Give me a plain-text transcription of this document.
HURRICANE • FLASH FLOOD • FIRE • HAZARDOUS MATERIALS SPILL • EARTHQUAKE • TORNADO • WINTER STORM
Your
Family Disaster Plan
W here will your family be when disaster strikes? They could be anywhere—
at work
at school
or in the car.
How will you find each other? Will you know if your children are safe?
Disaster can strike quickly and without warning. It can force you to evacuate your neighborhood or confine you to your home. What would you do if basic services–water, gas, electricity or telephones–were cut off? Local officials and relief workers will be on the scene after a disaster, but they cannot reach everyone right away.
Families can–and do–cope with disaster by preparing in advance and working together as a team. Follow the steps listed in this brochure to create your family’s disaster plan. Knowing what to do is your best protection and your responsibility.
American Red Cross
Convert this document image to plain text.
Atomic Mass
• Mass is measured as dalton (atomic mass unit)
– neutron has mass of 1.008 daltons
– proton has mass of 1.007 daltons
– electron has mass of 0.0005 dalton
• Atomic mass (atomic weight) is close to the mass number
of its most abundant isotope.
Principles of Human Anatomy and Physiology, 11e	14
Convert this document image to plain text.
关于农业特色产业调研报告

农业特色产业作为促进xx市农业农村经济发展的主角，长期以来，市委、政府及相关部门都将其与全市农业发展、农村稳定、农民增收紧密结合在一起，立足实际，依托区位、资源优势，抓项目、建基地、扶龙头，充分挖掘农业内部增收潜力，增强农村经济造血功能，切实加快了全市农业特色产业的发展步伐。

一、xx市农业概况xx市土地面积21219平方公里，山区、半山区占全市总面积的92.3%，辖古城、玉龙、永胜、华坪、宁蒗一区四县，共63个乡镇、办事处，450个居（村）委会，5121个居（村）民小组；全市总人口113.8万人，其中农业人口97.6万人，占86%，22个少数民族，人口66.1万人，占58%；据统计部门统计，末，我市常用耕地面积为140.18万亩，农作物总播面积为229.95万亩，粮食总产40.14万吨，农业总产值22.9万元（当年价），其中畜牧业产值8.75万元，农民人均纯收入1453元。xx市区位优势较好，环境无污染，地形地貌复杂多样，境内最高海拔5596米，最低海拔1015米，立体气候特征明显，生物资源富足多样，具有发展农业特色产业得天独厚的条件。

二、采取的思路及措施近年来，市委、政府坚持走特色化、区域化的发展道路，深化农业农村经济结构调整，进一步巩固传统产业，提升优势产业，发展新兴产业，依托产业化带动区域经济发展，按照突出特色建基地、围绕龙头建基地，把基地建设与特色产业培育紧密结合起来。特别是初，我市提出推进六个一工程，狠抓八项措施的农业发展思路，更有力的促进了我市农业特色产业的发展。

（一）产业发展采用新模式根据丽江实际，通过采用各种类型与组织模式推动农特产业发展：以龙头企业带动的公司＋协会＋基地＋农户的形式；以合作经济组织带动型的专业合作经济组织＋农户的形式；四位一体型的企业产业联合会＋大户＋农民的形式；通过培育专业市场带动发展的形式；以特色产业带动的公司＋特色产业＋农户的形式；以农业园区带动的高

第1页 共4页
____
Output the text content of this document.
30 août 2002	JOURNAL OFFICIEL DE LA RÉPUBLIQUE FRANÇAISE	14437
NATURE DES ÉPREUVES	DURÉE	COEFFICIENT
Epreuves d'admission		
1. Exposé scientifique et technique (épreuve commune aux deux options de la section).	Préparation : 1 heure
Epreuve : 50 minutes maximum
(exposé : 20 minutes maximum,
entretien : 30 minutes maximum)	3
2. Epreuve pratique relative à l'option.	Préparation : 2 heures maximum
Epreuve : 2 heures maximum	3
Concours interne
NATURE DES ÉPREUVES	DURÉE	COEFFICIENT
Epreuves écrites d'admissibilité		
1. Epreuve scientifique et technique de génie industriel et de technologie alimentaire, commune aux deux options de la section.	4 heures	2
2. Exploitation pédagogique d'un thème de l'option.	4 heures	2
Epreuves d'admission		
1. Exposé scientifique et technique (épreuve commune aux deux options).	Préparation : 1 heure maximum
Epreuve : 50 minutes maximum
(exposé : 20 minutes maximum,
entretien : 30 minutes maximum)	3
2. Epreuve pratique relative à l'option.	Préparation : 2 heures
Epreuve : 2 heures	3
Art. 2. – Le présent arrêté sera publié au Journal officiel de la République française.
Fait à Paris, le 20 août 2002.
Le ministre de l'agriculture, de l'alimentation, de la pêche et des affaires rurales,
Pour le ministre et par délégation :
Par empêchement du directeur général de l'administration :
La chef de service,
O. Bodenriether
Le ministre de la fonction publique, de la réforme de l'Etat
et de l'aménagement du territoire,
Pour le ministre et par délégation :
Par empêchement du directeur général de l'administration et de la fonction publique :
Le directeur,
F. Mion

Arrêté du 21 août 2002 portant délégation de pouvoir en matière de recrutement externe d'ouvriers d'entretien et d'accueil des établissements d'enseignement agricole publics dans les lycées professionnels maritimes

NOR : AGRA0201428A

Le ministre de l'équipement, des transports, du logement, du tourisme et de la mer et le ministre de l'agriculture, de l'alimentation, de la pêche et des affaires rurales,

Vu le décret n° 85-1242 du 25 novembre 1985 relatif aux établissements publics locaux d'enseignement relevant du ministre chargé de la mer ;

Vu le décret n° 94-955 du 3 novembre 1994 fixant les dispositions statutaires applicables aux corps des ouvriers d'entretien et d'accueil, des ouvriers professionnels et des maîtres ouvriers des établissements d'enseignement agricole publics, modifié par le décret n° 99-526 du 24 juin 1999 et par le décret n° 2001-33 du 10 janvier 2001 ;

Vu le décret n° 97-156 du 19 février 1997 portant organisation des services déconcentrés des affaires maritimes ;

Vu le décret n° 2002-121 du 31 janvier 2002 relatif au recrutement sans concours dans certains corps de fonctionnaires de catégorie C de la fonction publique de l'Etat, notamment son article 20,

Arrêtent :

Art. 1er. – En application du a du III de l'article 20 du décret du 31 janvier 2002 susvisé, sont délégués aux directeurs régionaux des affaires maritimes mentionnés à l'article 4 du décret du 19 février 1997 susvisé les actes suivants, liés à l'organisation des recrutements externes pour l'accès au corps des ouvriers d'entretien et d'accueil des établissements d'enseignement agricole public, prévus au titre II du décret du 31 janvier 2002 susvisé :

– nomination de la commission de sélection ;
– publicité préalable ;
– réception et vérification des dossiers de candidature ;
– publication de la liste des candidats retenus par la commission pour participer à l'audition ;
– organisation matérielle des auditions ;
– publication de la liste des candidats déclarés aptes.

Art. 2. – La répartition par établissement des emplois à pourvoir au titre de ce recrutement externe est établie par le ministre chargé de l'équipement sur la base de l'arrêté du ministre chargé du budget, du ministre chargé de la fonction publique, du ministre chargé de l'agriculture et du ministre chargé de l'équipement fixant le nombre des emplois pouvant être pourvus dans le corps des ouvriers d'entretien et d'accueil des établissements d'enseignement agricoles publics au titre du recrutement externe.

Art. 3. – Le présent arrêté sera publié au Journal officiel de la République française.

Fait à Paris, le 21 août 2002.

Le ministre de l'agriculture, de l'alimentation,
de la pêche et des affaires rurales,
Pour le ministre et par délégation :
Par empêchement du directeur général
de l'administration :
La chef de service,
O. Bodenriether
____
→ PROBLEM DETAILS
Give the number of lines where the string "fixant" occurs, without any further text.

→ EXERCISE SOLUTION
2